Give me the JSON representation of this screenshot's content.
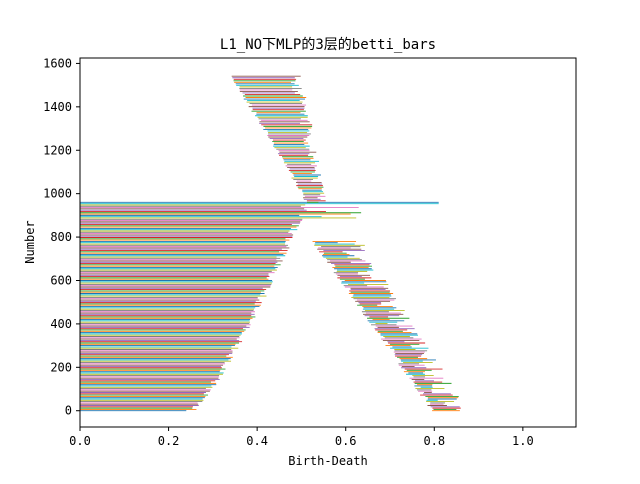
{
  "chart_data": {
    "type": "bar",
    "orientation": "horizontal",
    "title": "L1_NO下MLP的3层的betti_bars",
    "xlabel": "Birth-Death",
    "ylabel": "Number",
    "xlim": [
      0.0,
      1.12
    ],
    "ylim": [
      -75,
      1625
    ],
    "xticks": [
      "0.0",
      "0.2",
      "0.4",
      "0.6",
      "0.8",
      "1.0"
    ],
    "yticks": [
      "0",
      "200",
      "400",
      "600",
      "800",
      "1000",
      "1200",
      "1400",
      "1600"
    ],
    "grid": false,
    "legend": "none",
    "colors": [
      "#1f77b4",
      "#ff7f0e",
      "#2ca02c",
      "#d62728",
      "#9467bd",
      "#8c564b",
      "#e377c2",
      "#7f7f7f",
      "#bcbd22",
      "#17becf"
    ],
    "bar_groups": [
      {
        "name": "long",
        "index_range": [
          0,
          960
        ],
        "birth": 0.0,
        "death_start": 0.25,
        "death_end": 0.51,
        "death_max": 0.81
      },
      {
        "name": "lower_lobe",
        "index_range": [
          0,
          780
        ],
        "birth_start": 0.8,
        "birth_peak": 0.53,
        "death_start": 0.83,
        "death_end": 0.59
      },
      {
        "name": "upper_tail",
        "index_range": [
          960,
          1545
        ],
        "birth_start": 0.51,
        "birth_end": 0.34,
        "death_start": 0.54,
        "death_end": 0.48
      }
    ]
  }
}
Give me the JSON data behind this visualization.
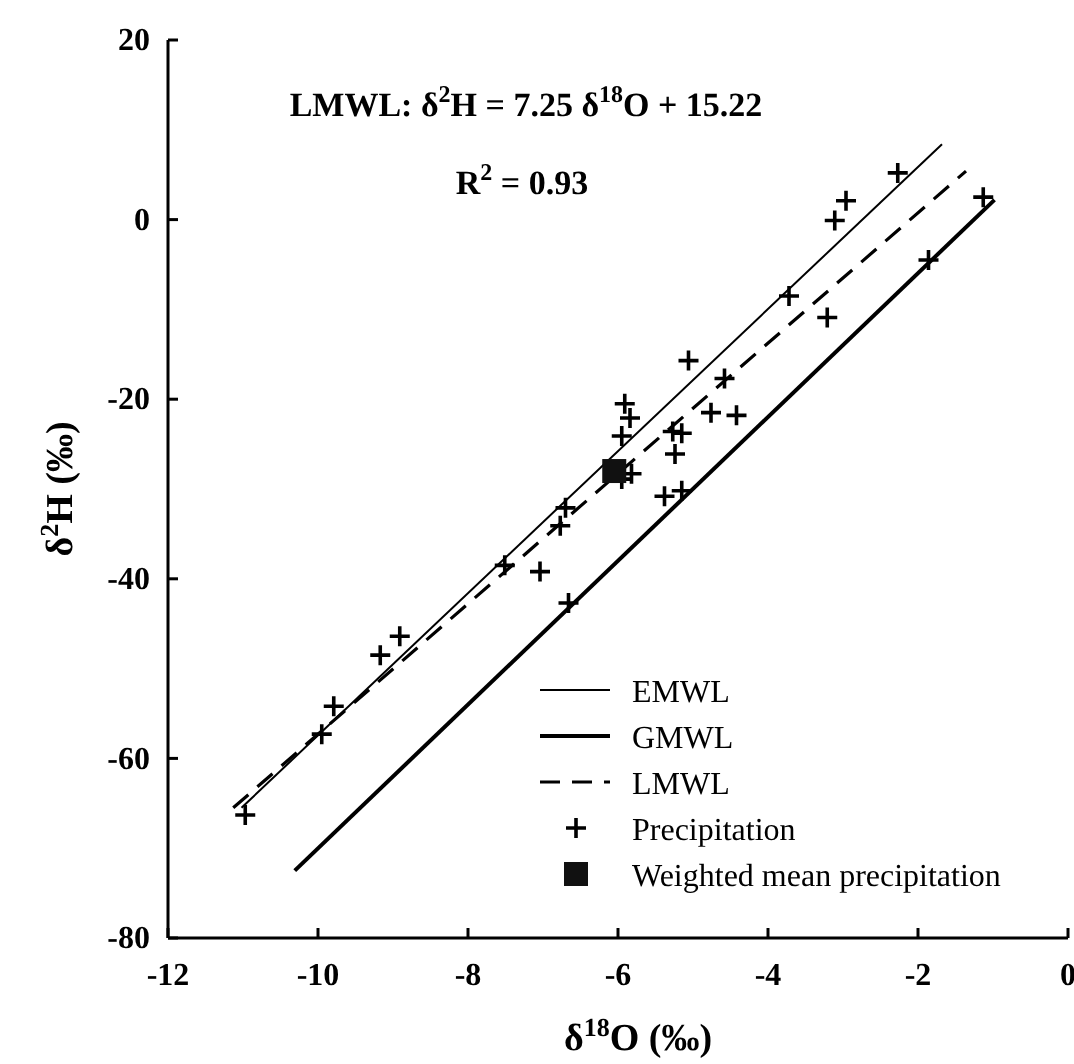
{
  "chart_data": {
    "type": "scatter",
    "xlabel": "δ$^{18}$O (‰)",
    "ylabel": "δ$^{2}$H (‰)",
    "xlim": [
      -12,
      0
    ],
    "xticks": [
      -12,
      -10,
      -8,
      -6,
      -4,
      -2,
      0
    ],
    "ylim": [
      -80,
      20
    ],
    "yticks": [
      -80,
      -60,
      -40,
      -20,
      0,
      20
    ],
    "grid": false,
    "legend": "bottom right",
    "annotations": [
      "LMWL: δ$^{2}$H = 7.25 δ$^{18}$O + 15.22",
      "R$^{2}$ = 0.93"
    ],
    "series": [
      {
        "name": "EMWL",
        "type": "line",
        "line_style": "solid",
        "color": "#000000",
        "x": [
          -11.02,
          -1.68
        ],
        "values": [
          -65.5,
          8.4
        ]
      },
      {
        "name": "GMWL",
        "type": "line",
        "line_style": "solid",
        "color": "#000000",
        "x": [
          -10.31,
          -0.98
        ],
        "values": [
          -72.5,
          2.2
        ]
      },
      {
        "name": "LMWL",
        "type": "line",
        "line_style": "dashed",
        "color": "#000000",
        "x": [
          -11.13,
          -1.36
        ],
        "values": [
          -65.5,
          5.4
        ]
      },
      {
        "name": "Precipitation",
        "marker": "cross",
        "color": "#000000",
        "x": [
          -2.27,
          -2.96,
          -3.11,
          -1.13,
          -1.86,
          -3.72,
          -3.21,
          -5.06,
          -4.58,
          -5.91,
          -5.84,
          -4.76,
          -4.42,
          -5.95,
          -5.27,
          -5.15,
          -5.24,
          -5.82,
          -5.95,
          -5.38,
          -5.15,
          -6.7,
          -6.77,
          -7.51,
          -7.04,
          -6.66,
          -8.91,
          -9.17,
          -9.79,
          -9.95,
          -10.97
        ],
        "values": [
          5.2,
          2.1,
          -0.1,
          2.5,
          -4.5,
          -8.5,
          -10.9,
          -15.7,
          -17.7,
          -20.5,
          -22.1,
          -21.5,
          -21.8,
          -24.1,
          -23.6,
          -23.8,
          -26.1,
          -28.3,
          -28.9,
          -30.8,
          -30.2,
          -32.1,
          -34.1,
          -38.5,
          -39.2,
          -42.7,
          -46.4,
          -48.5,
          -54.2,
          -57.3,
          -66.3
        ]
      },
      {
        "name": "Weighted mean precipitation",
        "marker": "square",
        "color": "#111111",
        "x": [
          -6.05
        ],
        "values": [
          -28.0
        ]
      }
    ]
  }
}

» **WORK TO DO**
Transcribe each line above verbatim, with the pictures left out.

» **FINAL RESULT**
Give me the JSON representation of this screenshot's content.
{
  "chart_data": {
    "type": "bar",
    "orientation": "horizontal",
    "title": "L1_NO下MLP的3层的betti_bars",
    "xlabel": "Birth-Death",
    "ylabel": "Number",
    "xlim": [
      0.0,
      1.12
    ],
    "ylim": [
      -75,
      1625
    ],
    "xticks": [
      "0.0",
      "0.2",
      "0.4",
      "0.6",
      "0.8",
      "1.0"
    ],
    "yticks": [
      "0",
      "200",
      "400",
      "600",
      "800",
      "1000",
      "1200",
      "1400",
      "1600"
    ],
    "grid": false,
    "legend": "none",
    "colors": [
      "#1f77b4",
      "#ff7f0e",
      "#2ca02c",
      "#d62728",
      "#9467bd",
      "#8c564b",
      "#e377c2",
      "#7f7f7f",
      "#bcbd22",
      "#17becf"
    ],
    "bar_groups": [
      {
        "name": "long",
        "index_range": [
          0,
          960
        ],
        "birth": 0.0,
        "death_start": 0.25,
        "death_end": 0.51,
        "death_max": 0.81
      },
      {
        "name": "lower_lobe",
        "index_range": [
          0,
          780
        ],
        "birth_start": 0.8,
        "birth_peak": 0.53,
        "death_start": 0.83,
        "death_end": 0.59
      },
      {
        "name": "upper_tail",
        "index_range": [
          960,
          1545
        ],
        "birth_start": 0.51,
        "birth_end": 0.34,
        "death_start": 0.54,
        "death_end": 0.48
      }
    ]
  }
}
Give me the JSON data behind this visualization.
{
  "chart_data": {
    "type": "scatter",
    "xlabel": "δ$^{18}$O (‰)",
    "ylabel": "δ$^{2}$H (‰)",
    "xlim": [
      -12,
      0
    ],
    "xticks": [
      -12,
      -10,
      -8,
      -6,
      -4,
      -2,
      0
    ],
    "ylim": [
      -80,
      20
    ],
    "yticks": [
      -80,
      -60,
      -40,
      -20,
      0,
      20
    ],
    "grid": false,
    "legend": "bottom right",
    "annotations": [
      "LMWL: δ$^{2}$H = 7.25 δ$^{18}$O + 15.22",
      "R$^{2}$ = 0.93"
    ],
    "series": [
      {
        "name": "EMWL",
        "type": "line",
        "line_style": "solid",
        "color": "#000000",
        "x": [
          -11.02,
          -1.68
        ],
        "values": [
          -65.5,
          8.4
        ]
      },
      {
        "name": "GMWL",
        "type": "line",
        "line_style": "solid",
        "color": "#000000",
        "x": [
          -10.31,
          -0.98
        ],
        "values": [
          -72.5,
          2.2
        ]
      },
      {
        "name": "LMWL",
        "type": "line",
        "line_style": "dashed",
        "color": "#000000",
        "x": [
          -11.13,
          -1.36
        ],
        "values": [
          -65.5,
          5.4
        ]
      },
      {
        "name": "Precipitation",
        "marker": "cross",
        "color": "#000000",
        "x": [
          -2.27,
          -2.96,
          -3.11,
          -1.13,
          -1.86,
          -3.72,
          -3.21,
          -5.06,
          -4.58,
          -5.91,
          -5.84,
          -4.76,
          -4.42,
          -5.95,
          -5.27,
          -5.15,
          -5.24,
          -5.82,
          -5.95,
          -5.38,
          -5.15,
          -6.7,
          -6.77,
          -7.51,
          -7.04,
          -6.66,
          -8.91,
          -9.17,
          -9.79,
          -9.95,
          -10.97
        ],
        "values": [
          5.2,
          2.1,
          -0.1,
          2.5,
          -4.5,
          -8.5,
          -10.9,
          -15.7,
          -17.7,
          -20.5,
          -22.1,
          -21.5,
          -21.8,
          -24.1,
          -23.6,
          -23.8,
          -26.1,
          -28.3,
          -28.9,
          -30.8,
          -30.2,
          -32.1,
          -34.1,
          -38.5,
          -39.2,
          -42.7,
          -46.4,
          -48.5,
          -54.2,
          -57.3,
          -66.3
        ]
      },
      {
        "name": "Weighted mean precipitation",
        "marker": "square",
        "color": "#111111",
        "x": [
          -6.05
        ],
        "values": [
          -28.0
        ]
      }
    ]
  }
}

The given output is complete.